• **PROBLEM TO SOLVE**:
Each record below should appear again exactly as written.
— start EXTRACTED ENTRIES —
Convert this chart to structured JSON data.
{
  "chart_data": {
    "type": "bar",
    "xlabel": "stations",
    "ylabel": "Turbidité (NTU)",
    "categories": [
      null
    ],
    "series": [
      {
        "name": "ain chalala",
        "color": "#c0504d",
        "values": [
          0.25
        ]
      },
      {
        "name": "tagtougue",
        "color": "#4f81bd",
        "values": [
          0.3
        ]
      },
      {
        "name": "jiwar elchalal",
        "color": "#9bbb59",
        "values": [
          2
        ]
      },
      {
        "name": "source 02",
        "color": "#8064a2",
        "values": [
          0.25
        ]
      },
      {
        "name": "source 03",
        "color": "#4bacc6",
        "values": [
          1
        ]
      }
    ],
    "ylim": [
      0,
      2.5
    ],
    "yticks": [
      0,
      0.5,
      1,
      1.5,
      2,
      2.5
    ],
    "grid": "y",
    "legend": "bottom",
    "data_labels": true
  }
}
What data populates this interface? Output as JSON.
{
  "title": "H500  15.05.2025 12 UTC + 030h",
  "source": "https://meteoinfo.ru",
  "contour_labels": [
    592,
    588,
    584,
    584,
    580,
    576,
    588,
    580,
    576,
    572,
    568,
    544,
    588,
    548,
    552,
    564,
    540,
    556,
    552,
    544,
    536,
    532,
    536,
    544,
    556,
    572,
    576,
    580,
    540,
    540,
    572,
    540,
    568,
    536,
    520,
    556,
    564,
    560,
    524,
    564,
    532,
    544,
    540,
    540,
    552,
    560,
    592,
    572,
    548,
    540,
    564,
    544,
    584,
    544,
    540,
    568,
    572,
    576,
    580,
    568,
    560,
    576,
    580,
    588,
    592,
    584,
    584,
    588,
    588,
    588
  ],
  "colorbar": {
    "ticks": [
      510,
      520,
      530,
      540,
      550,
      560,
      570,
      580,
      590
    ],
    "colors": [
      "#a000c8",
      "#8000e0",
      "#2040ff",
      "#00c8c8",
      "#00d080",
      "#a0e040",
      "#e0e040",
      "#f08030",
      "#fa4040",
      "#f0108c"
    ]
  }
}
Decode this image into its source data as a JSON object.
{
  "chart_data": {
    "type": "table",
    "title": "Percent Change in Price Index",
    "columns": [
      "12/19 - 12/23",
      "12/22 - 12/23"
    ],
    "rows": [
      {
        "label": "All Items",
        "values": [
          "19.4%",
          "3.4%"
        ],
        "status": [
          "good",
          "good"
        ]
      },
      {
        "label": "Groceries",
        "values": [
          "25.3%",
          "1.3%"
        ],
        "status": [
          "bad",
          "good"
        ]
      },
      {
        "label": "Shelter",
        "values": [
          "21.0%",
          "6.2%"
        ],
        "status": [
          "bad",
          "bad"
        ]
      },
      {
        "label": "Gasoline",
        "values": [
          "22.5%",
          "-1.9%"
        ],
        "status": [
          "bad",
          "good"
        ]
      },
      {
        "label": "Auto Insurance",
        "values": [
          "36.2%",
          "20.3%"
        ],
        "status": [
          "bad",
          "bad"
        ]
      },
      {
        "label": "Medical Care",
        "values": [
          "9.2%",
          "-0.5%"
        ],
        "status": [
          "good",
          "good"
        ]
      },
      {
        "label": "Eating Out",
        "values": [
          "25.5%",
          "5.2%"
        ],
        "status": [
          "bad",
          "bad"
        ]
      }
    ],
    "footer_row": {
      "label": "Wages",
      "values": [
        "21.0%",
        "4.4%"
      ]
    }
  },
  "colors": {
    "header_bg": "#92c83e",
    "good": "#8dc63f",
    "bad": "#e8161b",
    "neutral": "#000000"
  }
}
— end EXTRACTED ENTRIES —
• **EXPECTED ANSWER**:
Convert this chart to structured JSON data.
{
  "chart_data": {
    "type": "bar",
    "xlabel": "stations",
    "ylabel": "Turbidité (NTU)",
    "categories": [
      null
    ],
    "series": [
      {
        "name": "ain chalala",
        "color": "#c0504d",
        "values": [
          0.25
        ]
      },
      {
        "name": "tagtougue",
        "color": "#4f81bd",
        "values": [
          0.3
        ]
      },
      {
        "name": "jiwar elchalal",
        "color": "#9bbb59",
        "values": [
          2
        ]
      },
      {
        "name": "source 02",
        "color": "#8064a2",
        "values": [
          0.25
        ]
      },
      {
        "name": "source 03",
        "color": "#4bacc6",
        "values": [
          1
        ]
      }
    ],
    "ylim": [
      0,
      2.5
    ],
    "yticks": [
      0,
      0.5,
      1,
      1.5,
      2,
      2.5
    ],
    "grid": "y",
    "legend": "bottom",
    "data_labels": true
  }
}
What data populates this interface? Output as JSON.
{
  "title": "H500  15.05.2025 12 UTC + 030h",
  "source": "https://meteoinfo.ru",
  "contour_labels": [
    592,
    588,
    584,
    584,
    580,
    576,
    588,
    580,
    576,
    572,
    568,
    544,
    588,
    548,
    552,
    564,
    540,
    556,
    552,
    544,
    536,
    532,
    536,
    544,
    556,
    572,
    576,
    580,
    540,
    540,
    572,
    540,
    568,
    536,
    520,
    556,
    564,
    560,
    524,
    564,
    532,
    544,
    540,
    540,
    552,
    560,
    592,
    572,
    548,
    540,
    564,
    544,
    584,
    544,
    540,
    568,
    572,
    576,
    580,
    568,
    560,
    576,
    580,
    588,
    592,
    584,
    584,
    588,
    588,
    588
  ],
  "colorbar": {
    "ticks": [
      510,
      520,
      530,
      540,
      550,
      560,
      570,
      580,
      590
    ],
    "colors": [
      "#a000c8",
      "#8000e0",
      "#2040ff",
      "#00c8c8",
      "#00d080",
      "#a0e040",
      "#e0e040",
      "#f08030",
      "#fa4040",
      "#f0108c"
    ]
  }
}
Decode this image into its source data as a JSON object.
{
  "chart_data": {
    "type": "table",
    "title": "Percent Change in Price Index",
    "columns": [
      "12/19 - 12/23",
      "12/22 - 12/23"
    ],
    "rows": [
      {
        "label": "All Items",
        "values": [
          "19.4%",
          "3.4%"
        ],
        "status": [
          "good",
          "good"
        ]
      },
      {
        "label": "Groceries",
        "values": [
          "25.3%",
          "1.3%"
        ],
        "status": [
          "bad",
          "good"
        ]
      },
      {
        "label": "Shelter",
        "values": [
          "21.0%",
          "6.2%"
        ],
        "status": [
          "bad",
          "bad"
        ]
      },
      {
        "label": "Gasoline",
        "values": [
          "22.5%",
          "-1.9%"
        ],
        "status": [
          "bad",
          "good"
        ]
      },
      {
        "label": "Auto Insurance",
        "values": [
          "36.2%",
          "20.3%"
        ],
        "status": [
          "bad",
          "bad"
        ]
      },
      {
        "label": "Medical Care",
        "values": [
          "9.2%",
          "-0.5%"
        ],
        "status": [
          "good",
          "good"
        ]
      },
      {
        "label": "Eating Out",
        "values": [
          "25.5%",
          "5.2%"
        ],
        "status": [
          "bad",
          "bad"
        ]
      }
    ],
    "footer_row": {
      "label": "Wages",
      "values": [
        "21.0%",
        "4.4%"
      ]
    }
  },
  "colors": {
    "header_bg": "#92c83e",
    "good": "#8dc63f",
    "bad": "#e8161b",
    "neutral": "#000000"
  }
}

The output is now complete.